▸ Set exercise: Show all lines from the listing below that contain "Рисунок".
=======
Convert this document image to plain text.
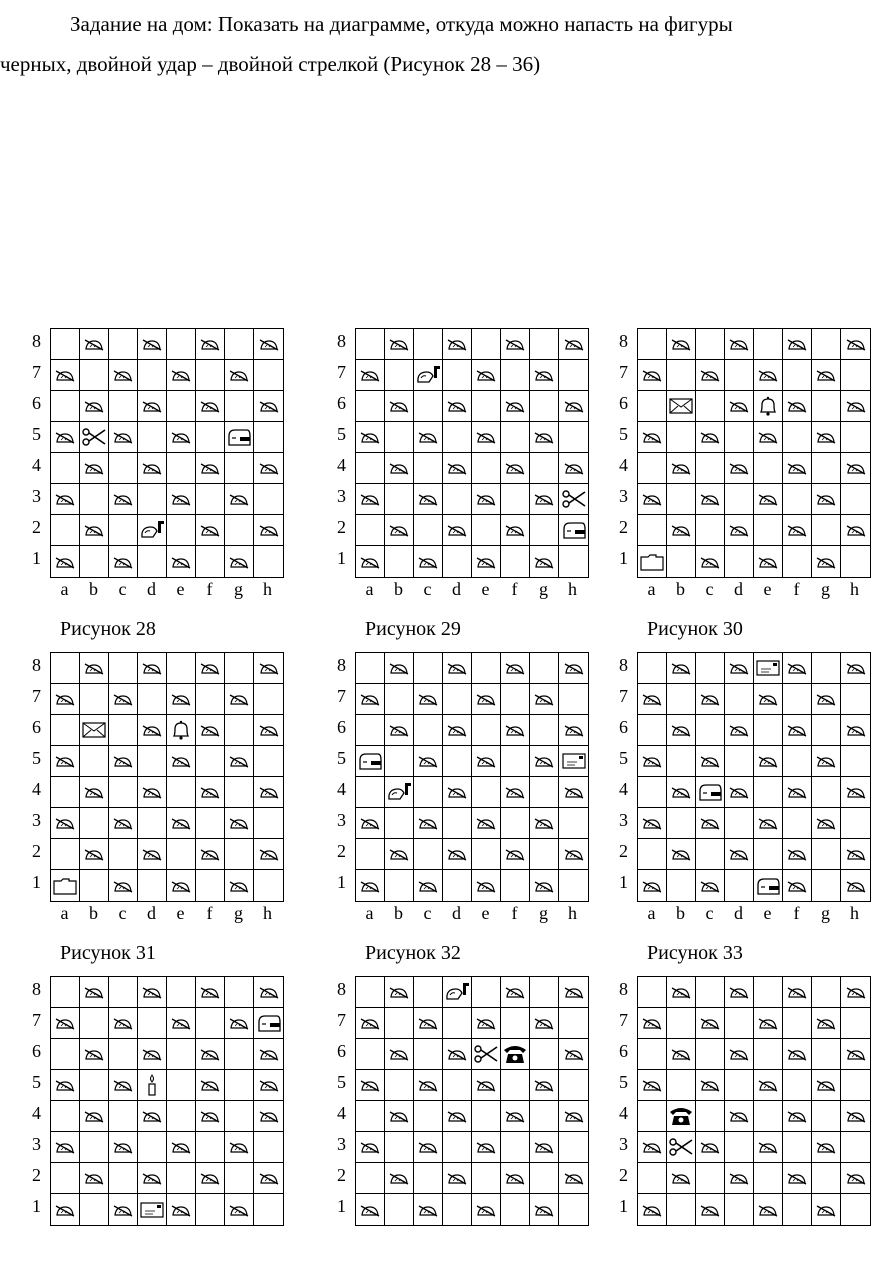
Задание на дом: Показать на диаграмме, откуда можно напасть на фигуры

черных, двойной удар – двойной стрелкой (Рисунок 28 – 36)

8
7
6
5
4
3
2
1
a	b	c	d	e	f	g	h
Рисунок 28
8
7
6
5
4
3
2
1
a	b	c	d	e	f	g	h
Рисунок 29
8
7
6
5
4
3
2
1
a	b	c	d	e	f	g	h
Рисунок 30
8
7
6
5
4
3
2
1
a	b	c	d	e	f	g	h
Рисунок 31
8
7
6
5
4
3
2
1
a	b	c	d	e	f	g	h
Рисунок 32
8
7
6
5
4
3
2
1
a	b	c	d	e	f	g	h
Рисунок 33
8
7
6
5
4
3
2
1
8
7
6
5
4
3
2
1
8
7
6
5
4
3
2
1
=======
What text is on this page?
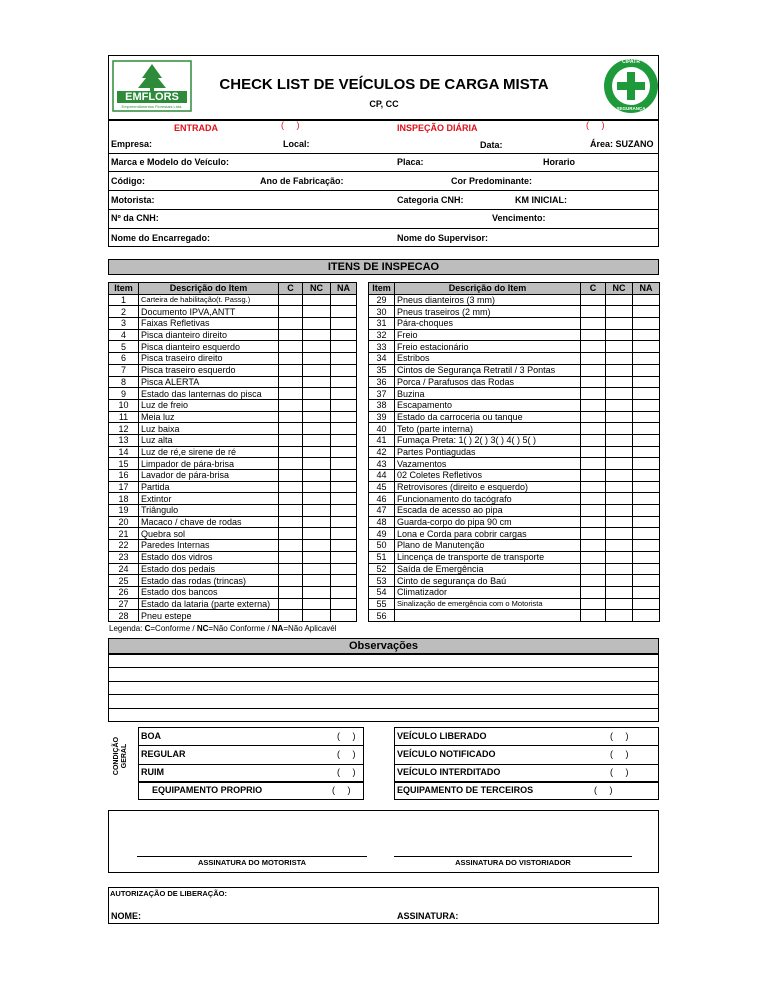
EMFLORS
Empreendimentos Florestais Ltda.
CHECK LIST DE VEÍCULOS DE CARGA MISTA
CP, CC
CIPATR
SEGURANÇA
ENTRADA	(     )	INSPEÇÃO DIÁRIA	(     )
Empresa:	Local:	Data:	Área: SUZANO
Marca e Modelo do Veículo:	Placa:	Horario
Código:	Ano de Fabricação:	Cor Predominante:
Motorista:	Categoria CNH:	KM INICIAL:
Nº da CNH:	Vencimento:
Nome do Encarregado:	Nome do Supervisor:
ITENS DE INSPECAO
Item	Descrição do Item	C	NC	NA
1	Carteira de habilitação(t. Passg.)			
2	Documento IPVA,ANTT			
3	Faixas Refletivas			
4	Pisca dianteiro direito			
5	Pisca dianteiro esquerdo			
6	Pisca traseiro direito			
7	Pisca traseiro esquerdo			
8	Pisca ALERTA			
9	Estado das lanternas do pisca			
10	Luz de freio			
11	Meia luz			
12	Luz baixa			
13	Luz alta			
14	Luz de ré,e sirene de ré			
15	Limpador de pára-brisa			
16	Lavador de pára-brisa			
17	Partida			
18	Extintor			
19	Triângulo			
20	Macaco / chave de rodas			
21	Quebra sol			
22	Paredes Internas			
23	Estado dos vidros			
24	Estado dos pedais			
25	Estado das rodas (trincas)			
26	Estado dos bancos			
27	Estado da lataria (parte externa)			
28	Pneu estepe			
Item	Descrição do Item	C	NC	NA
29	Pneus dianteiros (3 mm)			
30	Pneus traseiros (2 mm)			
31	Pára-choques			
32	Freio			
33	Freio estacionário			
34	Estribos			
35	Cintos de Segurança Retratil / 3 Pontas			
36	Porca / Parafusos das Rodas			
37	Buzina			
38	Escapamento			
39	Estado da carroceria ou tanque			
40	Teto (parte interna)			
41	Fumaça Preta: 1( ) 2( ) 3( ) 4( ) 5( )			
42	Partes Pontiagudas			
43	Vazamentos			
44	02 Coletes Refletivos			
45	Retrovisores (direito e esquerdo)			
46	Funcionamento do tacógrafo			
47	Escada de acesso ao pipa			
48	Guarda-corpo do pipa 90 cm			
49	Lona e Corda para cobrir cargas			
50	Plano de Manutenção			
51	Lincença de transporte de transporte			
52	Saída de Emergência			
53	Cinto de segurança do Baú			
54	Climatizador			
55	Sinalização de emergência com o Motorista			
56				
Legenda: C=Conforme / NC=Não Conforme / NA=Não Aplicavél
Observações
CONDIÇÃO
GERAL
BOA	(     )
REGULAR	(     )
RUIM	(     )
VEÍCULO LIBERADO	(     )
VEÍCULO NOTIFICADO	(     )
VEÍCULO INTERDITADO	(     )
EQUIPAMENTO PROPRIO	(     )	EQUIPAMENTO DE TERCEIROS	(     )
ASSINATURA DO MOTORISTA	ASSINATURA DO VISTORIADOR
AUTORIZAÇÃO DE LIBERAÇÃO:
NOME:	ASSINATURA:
=======
▸ Answer for the task:
черных, двойной удар – двойной стрелкой (Рисунок 28 – 36)
Рисунок 28
Рисунок 29
Рисунок 30
Рисунок 31
Рисунок 32
Рисунок 33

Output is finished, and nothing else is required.